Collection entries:
= = = = = = =

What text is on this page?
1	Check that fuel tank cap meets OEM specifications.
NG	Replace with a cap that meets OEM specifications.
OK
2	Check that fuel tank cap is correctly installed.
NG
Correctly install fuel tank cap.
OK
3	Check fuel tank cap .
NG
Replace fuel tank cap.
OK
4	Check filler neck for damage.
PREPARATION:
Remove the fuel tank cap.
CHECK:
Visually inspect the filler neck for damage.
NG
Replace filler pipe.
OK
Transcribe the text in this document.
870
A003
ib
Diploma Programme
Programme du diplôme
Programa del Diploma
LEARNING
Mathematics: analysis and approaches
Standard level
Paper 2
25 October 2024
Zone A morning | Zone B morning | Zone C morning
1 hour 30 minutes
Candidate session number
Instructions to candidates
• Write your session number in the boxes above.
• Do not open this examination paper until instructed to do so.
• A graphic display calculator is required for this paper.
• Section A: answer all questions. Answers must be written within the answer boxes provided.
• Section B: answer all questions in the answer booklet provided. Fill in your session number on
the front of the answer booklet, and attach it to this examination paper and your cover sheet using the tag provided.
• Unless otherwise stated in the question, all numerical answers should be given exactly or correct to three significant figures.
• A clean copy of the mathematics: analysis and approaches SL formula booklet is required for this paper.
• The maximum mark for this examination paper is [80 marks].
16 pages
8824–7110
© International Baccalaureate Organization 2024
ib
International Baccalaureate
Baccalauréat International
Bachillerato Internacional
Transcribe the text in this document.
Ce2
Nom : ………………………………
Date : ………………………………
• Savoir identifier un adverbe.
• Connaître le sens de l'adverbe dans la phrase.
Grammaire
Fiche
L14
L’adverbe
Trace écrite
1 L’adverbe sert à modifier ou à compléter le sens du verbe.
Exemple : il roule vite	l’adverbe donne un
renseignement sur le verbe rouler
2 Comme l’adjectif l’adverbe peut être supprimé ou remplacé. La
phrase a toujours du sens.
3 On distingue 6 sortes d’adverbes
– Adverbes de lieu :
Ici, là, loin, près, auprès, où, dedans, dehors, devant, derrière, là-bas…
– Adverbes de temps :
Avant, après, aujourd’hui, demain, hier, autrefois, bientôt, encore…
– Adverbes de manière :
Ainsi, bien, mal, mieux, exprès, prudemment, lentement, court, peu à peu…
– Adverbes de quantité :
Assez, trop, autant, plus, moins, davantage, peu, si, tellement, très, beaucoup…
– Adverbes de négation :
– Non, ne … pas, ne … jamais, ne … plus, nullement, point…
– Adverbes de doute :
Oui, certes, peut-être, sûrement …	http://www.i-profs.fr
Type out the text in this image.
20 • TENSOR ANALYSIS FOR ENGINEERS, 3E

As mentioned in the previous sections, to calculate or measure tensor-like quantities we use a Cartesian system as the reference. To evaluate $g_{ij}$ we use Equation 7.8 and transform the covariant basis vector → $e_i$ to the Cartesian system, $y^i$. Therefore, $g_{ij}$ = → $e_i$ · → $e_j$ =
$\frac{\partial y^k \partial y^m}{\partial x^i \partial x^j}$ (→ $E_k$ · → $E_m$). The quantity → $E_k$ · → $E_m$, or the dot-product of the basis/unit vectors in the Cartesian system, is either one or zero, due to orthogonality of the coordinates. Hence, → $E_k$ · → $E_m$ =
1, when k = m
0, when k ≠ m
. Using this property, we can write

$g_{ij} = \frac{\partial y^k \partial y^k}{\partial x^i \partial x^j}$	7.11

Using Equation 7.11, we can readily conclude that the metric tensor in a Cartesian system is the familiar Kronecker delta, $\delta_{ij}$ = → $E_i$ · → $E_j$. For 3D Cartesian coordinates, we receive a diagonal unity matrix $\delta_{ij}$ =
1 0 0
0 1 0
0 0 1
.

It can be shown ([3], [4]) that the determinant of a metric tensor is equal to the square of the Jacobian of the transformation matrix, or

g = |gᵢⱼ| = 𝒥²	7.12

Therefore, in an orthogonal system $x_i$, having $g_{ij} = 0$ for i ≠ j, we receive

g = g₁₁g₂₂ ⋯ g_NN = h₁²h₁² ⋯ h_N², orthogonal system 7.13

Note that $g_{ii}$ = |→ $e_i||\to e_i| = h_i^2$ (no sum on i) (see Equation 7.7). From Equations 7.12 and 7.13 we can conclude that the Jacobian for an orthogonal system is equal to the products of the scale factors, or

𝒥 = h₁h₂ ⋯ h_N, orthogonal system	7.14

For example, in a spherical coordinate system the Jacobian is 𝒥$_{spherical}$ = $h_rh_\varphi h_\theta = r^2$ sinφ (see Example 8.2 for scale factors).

= = = = = = =

▶ [Challenge]: Each line of the material above needs to be quoted exactly, please.

▶ [The output]:
What text is on this page?
1	Check that fuel tank cap meets OEM specifications.
NG	Replace with a cap that meets OEM specifications.
OK
2	Check that fuel tank cap is correctly installed.
NG
Correctly install fuel tank cap.
OK
3	Check fuel tank cap .
NG
Replace fuel tank cap.
OK
4	Check filler neck for damage.
PREPARATION:
Remove the fuel tank cap.
CHECK:
Visually inspect the filler neck for damage.
NG
Replace filler pipe.
OK
Transcribe the text in this document.
870
A003
ib
Diploma Programme
Programme du diplôme
Programa del Diploma
LEARNING
Mathematics: analysis and approaches
Standard level
Paper 2
25 October 2024
Zone A morning | Zone B morning | Zone C morning
1 hour 30 minutes
Candidate session number
Instructions to candidates
• Write your session number in the boxes above.
• Do not open this examination paper until instructed to do so.
• A graphic display calculator is required for this paper.
• Section A: answer all questions. Answers must be written within the answer boxes provided.
• Section B: answer all questions in the answer booklet provided. Fill in your session number on
the front of the answer booklet, and attach it to this examination paper and your cover sheet using the tag provided.
• Unless otherwise stated in the question, all numerical answers should be given exactly or correct to three significant figures.
• A clean copy of the mathematics: analysis and approaches SL formula booklet is required for this paper.
• The maximum mark for this examination paper is [80 marks].
16 pages
8824–7110
© International Baccalaureate Organization 2024
ib
International Baccalaureate
Baccalauréat International
Bachillerato Internacional
Transcribe the text in this document.
Ce2
Nom : ………………………………
Date : ………………………………
• Savoir identifier un adverbe.
• Connaître le sens de l'adverbe dans la phrase.
Grammaire
Fiche
L14
L’adverbe
Trace écrite
1 L’adverbe sert à modifier ou à compléter le sens du verbe.
Exemple : il roule vite	l’adverbe donne un
renseignement sur le verbe rouler
2 Comme l’adjectif l’adverbe peut être supprimé ou remplacé. La
phrase a toujours du sens.
3 On distingue 6 sortes d’adverbes
– Adverbes de lieu :
Ici, là, loin, près, auprès, où, dedans, dehors, devant, derrière, là-bas…
– Adverbes de temps :
Avant, après, aujourd’hui, demain, hier, autrefois, bientôt, encore…
– Adverbes de manière :
Ainsi, bien, mal, mieux, exprès, prudemment, lentement, court, peu à peu…
– Adverbes de quantité :
Assez, trop, autant, plus, moins, davantage, peu, si, tellement, très, beaucoup…
– Adverbes de négation :
– Non, ne … pas, ne … jamais, ne … plus, nullement, point…
– Adverbes de doute :
Oui, certes, peut-être, sûrement …	http://www.i-profs.fr
Type out the text in this image.
20 • TENSOR ANALYSIS FOR ENGINEERS, 3E

As mentioned in the previous sections, to calculate or measure tensor-like quantities we use a Cartesian system as the reference. To evaluate $g_{ij}$ we use Equation 7.8 and transform the covariant basis vector → $e_i$ to the Cartesian system, $y^i$. Therefore, $g_{ij}$ = → $e_i$ · → $e_j$ =
$\frac{\partial y^k \partial y^m}{\partial x^i \partial x^j}$ (→ $E_k$ · → $E_m$). The quantity → $E_k$ · → $E_m$, or the dot-product of the basis/unit vectors in the Cartesian system, is either one or zero, due to orthogonality of the coordinates. Hence, → $E_k$ · → $E_m$ =
1, when k = m
0, when k ≠ m
. Using this property, we can write

$g_{ij} = \frac{\partial y^k \partial y^k}{\partial x^i \partial x^j}$	7.11

Using Equation 7.11, we can readily conclude that the metric tensor in a Cartesian system is the familiar Kronecker delta, $\delta_{ij}$ = → $E_i$ · → $E_j$. For 3D Cartesian coordinates, we receive a diagonal unity matrix $\delta_{ij}$ =
1 0 0
0 1 0
0 0 1
.

It can be shown ([3], [4]) that the determinant of a metric tensor is equal to the square of the Jacobian of the transformation matrix, or

g = |gᵢⱼ| = 𝒥²	7.12

Therefore, in an orthogonal system $x_i$, having $g_{ij} = 0$ for i ≠ j, we receive

g = g₁₁g₂₂ ⋯ g_NN = h₁²h₁² ⋯ h_N², orthogonal system 7.13

Note that $g_{ii}$ = |→ $e_i||\to e_i| = h_i^2$ (no sum on i) (see Equation 7.7). From Equations 7.12 and 7.13 we can conclude that the Jacobian for an orthogonal system is equal to the products of the scale factors, or

𝒥 = h₁h₂ ⋯ h_N, orthogonal system	7.14

For example, in a spherical coordinate system the Jacobian is 𝒥$_{spherical}$ = $h_rh_\varphi h_\theta = r^2$ sinφ (see Example 8.2 for scale factors).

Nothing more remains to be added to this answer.